Data entries for graphics:
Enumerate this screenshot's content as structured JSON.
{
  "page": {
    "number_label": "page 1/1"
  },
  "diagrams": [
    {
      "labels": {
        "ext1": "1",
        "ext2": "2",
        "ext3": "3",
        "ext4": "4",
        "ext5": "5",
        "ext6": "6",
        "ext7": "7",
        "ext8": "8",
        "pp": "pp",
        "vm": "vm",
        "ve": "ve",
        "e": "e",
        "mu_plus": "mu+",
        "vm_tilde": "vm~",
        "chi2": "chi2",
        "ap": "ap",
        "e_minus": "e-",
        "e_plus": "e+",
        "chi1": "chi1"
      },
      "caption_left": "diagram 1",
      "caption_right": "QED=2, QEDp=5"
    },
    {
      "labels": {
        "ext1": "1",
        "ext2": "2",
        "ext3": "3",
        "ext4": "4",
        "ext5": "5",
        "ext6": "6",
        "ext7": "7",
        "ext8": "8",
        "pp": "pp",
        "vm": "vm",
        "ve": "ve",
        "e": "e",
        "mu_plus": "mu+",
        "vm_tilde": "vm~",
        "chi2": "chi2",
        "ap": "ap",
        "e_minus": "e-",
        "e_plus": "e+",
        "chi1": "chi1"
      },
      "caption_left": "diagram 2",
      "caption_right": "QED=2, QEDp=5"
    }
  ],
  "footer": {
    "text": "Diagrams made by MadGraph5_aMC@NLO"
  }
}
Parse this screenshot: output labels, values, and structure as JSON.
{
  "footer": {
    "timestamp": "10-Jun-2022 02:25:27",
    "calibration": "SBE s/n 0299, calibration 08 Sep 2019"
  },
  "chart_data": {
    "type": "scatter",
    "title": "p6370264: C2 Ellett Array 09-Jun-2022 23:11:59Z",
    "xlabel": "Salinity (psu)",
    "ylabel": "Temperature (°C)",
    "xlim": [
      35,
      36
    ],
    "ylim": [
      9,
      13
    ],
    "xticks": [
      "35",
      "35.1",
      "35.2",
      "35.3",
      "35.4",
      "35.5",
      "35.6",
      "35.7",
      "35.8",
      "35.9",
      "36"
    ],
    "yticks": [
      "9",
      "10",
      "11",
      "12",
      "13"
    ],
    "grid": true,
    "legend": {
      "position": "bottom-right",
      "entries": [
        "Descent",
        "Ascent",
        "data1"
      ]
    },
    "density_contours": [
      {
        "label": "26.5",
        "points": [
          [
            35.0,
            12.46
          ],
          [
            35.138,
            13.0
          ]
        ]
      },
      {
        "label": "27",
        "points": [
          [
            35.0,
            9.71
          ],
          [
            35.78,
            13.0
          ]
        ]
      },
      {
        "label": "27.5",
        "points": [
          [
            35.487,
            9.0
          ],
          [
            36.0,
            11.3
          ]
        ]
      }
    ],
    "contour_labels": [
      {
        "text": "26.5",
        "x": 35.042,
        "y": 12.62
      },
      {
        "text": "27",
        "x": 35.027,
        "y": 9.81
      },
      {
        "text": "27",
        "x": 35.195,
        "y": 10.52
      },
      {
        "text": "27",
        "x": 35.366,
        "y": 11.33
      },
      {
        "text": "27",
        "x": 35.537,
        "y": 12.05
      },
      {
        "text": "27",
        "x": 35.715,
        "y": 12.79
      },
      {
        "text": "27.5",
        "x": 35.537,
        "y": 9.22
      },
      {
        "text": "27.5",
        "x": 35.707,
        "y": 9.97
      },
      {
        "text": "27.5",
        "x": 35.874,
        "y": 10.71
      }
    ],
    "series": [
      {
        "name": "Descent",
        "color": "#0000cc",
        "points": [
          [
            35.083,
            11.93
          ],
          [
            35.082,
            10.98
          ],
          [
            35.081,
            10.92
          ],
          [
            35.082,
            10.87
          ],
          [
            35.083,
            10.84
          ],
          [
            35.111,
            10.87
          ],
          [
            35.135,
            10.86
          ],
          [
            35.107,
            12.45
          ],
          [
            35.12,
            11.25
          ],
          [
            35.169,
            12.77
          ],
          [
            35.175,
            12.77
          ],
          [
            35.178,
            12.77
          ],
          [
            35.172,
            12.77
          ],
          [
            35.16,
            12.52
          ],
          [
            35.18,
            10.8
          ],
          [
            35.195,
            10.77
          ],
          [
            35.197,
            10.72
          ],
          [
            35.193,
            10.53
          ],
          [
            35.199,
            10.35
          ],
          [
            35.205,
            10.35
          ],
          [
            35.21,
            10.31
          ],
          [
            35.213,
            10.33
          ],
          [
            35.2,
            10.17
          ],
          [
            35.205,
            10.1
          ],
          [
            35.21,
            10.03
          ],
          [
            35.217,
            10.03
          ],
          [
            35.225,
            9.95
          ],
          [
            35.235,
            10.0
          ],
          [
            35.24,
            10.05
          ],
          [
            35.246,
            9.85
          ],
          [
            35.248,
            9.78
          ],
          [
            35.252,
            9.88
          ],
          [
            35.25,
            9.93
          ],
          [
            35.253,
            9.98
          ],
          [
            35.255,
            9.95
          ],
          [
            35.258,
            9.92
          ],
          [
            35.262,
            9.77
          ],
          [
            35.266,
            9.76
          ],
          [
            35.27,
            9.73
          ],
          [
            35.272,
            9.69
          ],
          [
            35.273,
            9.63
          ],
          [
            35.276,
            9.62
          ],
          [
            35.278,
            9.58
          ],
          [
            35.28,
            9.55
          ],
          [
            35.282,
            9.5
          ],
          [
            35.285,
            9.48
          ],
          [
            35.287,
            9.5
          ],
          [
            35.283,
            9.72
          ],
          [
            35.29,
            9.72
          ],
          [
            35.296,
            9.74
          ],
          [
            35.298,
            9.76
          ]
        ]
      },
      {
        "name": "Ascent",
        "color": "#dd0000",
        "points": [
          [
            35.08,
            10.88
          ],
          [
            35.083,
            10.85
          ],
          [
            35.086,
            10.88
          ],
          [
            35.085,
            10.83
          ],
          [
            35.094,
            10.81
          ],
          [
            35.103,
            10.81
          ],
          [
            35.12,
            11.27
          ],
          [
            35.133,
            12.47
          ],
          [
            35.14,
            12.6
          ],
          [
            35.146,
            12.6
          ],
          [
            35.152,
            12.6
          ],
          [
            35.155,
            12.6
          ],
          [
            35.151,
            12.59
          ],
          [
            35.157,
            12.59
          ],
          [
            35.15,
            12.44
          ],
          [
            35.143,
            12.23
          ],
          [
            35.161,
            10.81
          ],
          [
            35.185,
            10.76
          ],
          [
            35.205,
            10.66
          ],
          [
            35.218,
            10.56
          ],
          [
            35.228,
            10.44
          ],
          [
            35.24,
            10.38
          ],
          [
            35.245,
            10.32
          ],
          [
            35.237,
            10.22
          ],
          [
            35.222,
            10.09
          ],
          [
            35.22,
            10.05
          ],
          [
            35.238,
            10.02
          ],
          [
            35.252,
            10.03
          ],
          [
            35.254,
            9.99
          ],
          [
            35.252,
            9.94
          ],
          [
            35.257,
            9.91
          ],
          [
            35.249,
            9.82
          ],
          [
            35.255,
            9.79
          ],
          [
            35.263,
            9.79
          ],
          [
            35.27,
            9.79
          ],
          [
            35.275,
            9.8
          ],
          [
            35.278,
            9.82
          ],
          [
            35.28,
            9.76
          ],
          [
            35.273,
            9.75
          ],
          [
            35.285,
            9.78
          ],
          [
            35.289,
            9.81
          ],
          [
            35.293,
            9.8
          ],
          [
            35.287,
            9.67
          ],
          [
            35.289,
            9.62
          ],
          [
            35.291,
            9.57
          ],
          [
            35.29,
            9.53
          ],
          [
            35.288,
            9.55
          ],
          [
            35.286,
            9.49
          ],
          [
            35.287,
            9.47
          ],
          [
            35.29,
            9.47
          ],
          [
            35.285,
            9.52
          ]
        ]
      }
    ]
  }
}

## WHAT THIS TASK INVOLVES
Return all of the entries exactly as they were supplied.

## ANSWER TO THIS TASK
Enumerate this screenshot's content as structured JSON.
{
  "page": {
    "number_label": "page 1/1"
  },
  "diagrams": [
    {
      "labels": {
        "ext1": "1",
        "ext2": "2",
        "ext3": "3",
        "ext4": "4",
        "ext5": "5",
        "ext6": "6",
        "ext7": "7",
        "ext8": "8",
        "pp": "pp",
        "vm": "vm",
        "ve": "ve",
        "e": "e",
        "mu_plus": "mu+",
        "vm_tilde": "vm~",
        "chi2": "chi2",
        "ap": "ap",
        "e_minus": "e-",
        "e_plus": "e+",
        "chi1": "chi1"
      },
      "caption_left": "diagram 1",
      "caption_right": "QED=2, QEDp=5"
    },
    {
      "labels": {
        "ext1": "1",
        "ext2": "2",
        "ext3": "3",
        "ext4": "4",
        "ext5": "5",
        "ext6": "6",
        "ext7": "7",
        "ext8": "8",
        "pp": "pp",
        "vm": "vm",
        "ve": "ve",
        "e": "e",
        "mu_plus": "mu+",
        "vm_tilde": "vm~",
        "chi2": "chi2",
        "ap": "ap",
        "e_minus": "e-",
        "e_plus": "e+",
        "chi1": "chi1"
      },
      "caption_left": "diagram 2",
      "caption_right": "QED=2, QEDp=5"
    }
  ],
  "footer": {
    "text": "Diagrams made by MadGraph5_aMC@NLO"
  }
}
Parse this screenshot: output labels, values, and structure as JSON.
{
  "footer": {
    "timestamp": "10-Jun-2022 02:25:27",
    "calibration": "SBE s/n 0299, calibration 08 Sep 2019"
  },
  "chart_data": {
    "type": "scatter",
    "title": "p6370264: C2 Ellett Array 09-Jun-2022 23:11:59Z",
    "xlabel": "Salinity (psu)",
    "ylabel": "Temperature (°C)",
    "xlim": [
      35,
      36
    ],
    "ylim": [
      9,
      13
    ],
    "xticks": [
      "35",
      "35.1",
      "35.2",
      "35.3",
      "35.4",
      "35.5",
      "35.6",
      "35.7",
      "35.8",
      "35.9",
      "36"
    ],
    "yticks": [
      "9",
      "10",
      "11",
      "12",
      "13"
    ],
    "grid": true,
    "legend": {
      "position": "bottom-right",
      "entries": [
        "Descent",
        "Ascent",
        "data1"
      ]
    },
    "density_contours": [
      {
        "label": "26.5",
        "points": [
          [
            35.0,
            12.46
          ],
          [
            35.138,
            13.0
          ]
        ]
      },
      {
        "label": "27",
        "points": [
          [
            35.0,
            9.71
          ],
          [
            35.78,
            13.0
          ]
        ]
      },
      {
        "label": "27.5",
        "points": [
          [
            35.487,
            9.0
          ],
          [
            36.0,
            11.3
          ]
        ]
      }
    ],
    "contour_labels": [
      {
        "text": "26.5",
        "x": 35.042,
        "y": 12.62
      },
      {
        "text": "27",
        "x": 35.027,
        "y": 9.81
      },
      {
        "text": "27",
        "x": 35.195,
        "y": 10.52
      },
      {
        "text": "27",
        "x": 35.366,
        "y": 11.33
      },
      {
        "text": "27",
        "x": 35.537,
        "y": 12.05
      },
      {
        "text": "27",
        "x": 35.715,
        "y": 12.79
      },
      {
        "text": "27.5",
        "x": 35.537,
        "y": 9.22
      },
      {
        "text": "27.5",
        "x": 35.707,
        "y": 9.97
      },
      {
        "text": "27.5",
        "x": 35.874,
        "y": 10.71
      }
    ],
    "series": [
      {
        "name": "Descent",
        "color": "#0000cc",
        "points": [
          [
            35.083,
            11.93
          ],
          [
            35.082,
            10.98
          ],
          [
            35.081,
            10.92
          ],
          [
            35.082,
            10.87
          ],
          [
            35.083,
            10.84
          ],
          [
            35.111,
            10.87
          ],
          [
            35.135,
            10.86
          ],
          [
            35.107,
            12.45
          ],
          [
            35.12,
            11.25
          ],
          [
            35.169,
            12.77
          ],
          [
            35.175,
            12.77
          ],
          [
            35.178,
            12.77
          ],
          [
            35.172,
            12.77
          ],
          [
            35.16,
            12.52
          ],
          [
            35.18,
            10.8
          ],
          [
            35.195,
            10.77
          ],
          [
            35.197,
            10.72
          ],
          [
            35.193,
            10.53
          ],
          [
            35.199,
            10.35
          ],
          [
            35.205,
            10.35
          ],
          [
            35.21,
            10.31
          ],
          [
            35.213,
            10.33
          ],
          [
            35.2,
            10.17
          ],
          [
            35.205,
            10.1
          ],
          [
            35.21,
            10.03
          ],
          [
            35.217,
            10.03
          ],
          [
            35.225,
            9.95
          ],
          [
            35.235,
            10.0
          ],
          [
            35.24,
            10.05
          ],
          [
            35.246,
            9.85
          ],
          [
            35.248,
            9.78
          ],
          [
            35.252,
            9.88
          ],
          [
            35.25,
            9.93
          ],
          [
            35.253,
            9.98
          ],
          [
            35.255,
            9.95
          ],
          [
            35.258,
            9.92
          ],
          [
            35.262,
            9.77
          ],
          [
            35.266,
            9.76
          ],
          [
            35.27,
            9.73
          ],
          [
            35.272,
            9.69
          ],
          [
            35.273,
            9.63
          ],
          [
            35.276,
            9.62
          ],
          [
            35.278,
            9.58
          ],
          [
            35.28,
            9.55
          ],
          [
            35.282,
            9.5
          ],
          [
            35.285,
            9.48
          ],
          [
            35.287,
            9.5
          ],
          [
            35.283,
            9.72
          ],
          [
            35.29,
            9.72
          ],
          [
            35.296,
            9.74
          ],
          [
            35.298,
            9.76
          ]
        ]
      },
      {
        "name": "Ascent",
        "color": "#dd0000",
        "points": [
          [
            35.08,
            10.88
          ],
          [
            35.083,
            10.85
          ],
          [
            35.086,
            10.88
          ],
          [
            35.085,
            10.83
          ],
          [
            35.094,
            10.81
          ],
          [
            35.103,
            10.81
          ],
          [
            35.12,
            11.27
          ],
          [
            35.133,
            12.47
          ],
          [
            35.14,
            12.6
          ],
          [
            35.146,
            12.6
          ],
          [
            35.152,
            12.6
          ],
          [
            35.155,
            12.6
          ],
          [
            35.151,
            12.59
          ],
          [
            35.157,
            12.59
          ],
          [
            35.15,
            12.44
          ],
          [
            35.143,
            12.23
          ],
          [
            35.161,
            10.81
          ],
          [
            35.185,
            10.76
          ],
          [
            35.205,
            10.66
          ],
          [
            35.218,
            10.56
          ],
          [
            35.228,
            10.44
          ],
          [
            35.24,
            10.38
          ],
          [
            35.245,
            10.32
          ],
          [
            35.237,
            10.22
          ],
          [
            35.222,
            10.09
          ],
          [
            35.22,
            10.05
          ],
          [
            35.238,
            10.02
          ],
          [
            35.252,
            10.03
          ],
          [
            35.254,
            9.99
          ],
          [
            35.252,
            9.94
          ],
          [
            35.257,
            9.91
          ],
          [
            35.249,
            9.82
          ],
          [
            35.255,
            9.79
          ],
          [
            35.263,
            9.79
          ],
          [
            35.27,
            9.79
          ],
          [
            35.275,
            9.8
          ],
          [
            35.278,
            9.82
          ],
          [
            35.28,
            9.76
          ],
          [
            35.273,
            9.75
          ],
          [
            35.285,
            9.78
          ],
          [
            35.289,
            9.81
          ],
          [
            35.293,
            9.8
          ],
          [
            35.287,
            9.67
          ],
          [
            35.289,
            9.62
          ],
          [
            35.291,
            9.57
          ],
          [
            35.29,
            9.53
          ],
          [
            35.288,
            9.55
          ],
          [
            35.286,
            9.49
          ],
          [
            35.287,
            9.47
          ],
          [
            35.29,
            9.47
          ],
          [
            35.285,
            9.52
          ]
        ]
      }
    ]
  }
}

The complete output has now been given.